• _SET PROBLEM_
Output a single figure: the number of lines in which the word "Contact" appears.

----------------------------------------

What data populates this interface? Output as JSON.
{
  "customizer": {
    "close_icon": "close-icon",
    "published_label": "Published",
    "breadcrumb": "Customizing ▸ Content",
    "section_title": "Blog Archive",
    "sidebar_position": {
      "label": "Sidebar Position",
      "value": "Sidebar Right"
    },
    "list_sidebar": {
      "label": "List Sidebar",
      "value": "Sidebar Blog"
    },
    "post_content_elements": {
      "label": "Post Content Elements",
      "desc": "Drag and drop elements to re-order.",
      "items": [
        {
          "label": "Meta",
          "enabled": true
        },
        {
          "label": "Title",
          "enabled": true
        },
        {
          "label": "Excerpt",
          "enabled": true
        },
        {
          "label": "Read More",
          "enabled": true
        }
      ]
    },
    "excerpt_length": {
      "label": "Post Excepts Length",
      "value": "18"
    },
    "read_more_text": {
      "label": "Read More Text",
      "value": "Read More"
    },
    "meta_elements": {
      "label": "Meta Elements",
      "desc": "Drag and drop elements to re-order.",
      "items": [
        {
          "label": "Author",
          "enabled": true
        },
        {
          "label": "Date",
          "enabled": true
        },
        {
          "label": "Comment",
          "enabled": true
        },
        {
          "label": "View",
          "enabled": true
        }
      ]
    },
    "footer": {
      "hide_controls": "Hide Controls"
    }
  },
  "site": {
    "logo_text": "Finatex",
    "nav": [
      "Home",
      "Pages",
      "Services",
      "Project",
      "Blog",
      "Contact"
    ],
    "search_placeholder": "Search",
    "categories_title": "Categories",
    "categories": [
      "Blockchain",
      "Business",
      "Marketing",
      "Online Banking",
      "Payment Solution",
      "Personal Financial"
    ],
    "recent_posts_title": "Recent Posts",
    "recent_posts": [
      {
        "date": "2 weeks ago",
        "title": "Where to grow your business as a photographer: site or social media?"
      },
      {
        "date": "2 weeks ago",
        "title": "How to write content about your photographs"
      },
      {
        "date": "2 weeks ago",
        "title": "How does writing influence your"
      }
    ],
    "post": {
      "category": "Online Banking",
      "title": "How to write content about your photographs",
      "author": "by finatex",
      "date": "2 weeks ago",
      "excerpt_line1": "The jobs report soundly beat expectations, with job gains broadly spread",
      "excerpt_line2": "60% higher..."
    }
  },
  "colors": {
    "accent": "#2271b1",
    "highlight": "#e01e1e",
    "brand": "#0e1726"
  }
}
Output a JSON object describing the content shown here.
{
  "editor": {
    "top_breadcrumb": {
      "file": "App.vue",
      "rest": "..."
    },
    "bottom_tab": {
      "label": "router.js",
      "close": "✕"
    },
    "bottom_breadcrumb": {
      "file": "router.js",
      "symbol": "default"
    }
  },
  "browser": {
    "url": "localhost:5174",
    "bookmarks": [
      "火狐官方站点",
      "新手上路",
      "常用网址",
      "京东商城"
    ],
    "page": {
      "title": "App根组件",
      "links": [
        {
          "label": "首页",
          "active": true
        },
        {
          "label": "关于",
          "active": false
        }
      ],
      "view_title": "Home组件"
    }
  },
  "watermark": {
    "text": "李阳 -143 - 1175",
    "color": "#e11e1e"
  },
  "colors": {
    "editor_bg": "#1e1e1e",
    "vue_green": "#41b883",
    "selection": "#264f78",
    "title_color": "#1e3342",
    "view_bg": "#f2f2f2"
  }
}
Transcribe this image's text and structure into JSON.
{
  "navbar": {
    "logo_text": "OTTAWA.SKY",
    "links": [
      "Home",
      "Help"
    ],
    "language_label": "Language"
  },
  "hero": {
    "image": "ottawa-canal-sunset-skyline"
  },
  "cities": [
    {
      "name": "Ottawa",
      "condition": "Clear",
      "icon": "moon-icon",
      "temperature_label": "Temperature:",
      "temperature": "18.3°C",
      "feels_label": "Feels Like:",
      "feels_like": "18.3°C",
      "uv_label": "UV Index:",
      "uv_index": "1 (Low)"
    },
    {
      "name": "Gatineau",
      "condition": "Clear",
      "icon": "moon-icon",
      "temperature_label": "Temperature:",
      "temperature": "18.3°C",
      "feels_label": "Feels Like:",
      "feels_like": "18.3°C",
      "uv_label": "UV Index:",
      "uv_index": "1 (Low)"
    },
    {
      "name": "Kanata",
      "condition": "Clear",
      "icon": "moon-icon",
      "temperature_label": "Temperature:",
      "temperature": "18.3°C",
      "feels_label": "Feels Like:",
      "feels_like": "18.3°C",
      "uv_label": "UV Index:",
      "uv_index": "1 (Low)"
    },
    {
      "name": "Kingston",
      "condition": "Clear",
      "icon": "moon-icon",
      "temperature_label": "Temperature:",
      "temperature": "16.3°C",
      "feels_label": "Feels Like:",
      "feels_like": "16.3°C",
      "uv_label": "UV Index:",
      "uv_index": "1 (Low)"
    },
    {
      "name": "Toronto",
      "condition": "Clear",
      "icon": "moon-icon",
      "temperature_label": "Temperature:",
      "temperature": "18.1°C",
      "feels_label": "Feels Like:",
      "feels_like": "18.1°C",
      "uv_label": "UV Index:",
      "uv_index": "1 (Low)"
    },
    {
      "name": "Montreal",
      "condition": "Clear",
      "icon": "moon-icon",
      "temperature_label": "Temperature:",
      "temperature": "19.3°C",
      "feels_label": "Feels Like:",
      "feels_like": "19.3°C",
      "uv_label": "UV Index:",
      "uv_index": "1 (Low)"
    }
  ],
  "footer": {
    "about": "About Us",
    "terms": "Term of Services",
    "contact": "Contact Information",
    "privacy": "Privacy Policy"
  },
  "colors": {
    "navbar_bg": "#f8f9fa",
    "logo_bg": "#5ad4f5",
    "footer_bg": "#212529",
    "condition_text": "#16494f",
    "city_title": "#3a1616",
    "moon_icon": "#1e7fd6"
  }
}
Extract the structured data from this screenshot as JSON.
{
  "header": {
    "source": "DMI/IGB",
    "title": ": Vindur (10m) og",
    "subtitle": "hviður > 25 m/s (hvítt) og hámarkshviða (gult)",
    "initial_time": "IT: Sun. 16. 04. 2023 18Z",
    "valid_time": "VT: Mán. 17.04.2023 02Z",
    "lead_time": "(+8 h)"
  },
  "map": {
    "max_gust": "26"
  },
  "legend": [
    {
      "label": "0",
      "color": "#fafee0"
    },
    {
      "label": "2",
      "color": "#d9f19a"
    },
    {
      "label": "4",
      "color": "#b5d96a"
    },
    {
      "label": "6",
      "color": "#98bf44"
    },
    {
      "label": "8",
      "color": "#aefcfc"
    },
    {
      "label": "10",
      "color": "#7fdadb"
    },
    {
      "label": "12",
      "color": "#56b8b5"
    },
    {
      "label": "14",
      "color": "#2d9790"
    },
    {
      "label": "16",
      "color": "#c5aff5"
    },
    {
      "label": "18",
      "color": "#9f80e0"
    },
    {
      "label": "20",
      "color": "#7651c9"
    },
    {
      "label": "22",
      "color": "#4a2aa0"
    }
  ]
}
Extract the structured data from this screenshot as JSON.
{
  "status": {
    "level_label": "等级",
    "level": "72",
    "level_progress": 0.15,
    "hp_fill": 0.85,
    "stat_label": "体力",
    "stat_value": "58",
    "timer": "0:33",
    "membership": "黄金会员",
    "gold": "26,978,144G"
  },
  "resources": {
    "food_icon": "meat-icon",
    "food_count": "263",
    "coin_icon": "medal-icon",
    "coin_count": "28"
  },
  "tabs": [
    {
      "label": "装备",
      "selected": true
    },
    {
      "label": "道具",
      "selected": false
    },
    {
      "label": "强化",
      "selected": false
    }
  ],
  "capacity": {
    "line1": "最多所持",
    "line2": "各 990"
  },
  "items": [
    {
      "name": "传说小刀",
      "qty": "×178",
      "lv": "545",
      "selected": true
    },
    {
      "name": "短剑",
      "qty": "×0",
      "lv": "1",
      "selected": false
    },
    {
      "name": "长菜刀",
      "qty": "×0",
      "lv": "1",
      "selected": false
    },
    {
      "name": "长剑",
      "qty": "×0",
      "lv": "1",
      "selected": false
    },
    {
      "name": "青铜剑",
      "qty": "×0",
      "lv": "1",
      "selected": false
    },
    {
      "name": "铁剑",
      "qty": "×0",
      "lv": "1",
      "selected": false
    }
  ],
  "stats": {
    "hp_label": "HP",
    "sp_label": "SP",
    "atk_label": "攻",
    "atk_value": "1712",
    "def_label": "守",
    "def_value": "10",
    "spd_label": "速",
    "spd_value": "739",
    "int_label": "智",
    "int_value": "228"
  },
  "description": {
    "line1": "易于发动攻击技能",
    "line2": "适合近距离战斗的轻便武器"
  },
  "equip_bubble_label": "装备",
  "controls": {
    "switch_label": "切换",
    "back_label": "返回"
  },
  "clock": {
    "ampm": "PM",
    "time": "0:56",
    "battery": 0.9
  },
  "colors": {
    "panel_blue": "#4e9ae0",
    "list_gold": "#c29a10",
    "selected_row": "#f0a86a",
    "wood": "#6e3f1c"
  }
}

----------------------------------------

• _RESPONSE BELOW_
2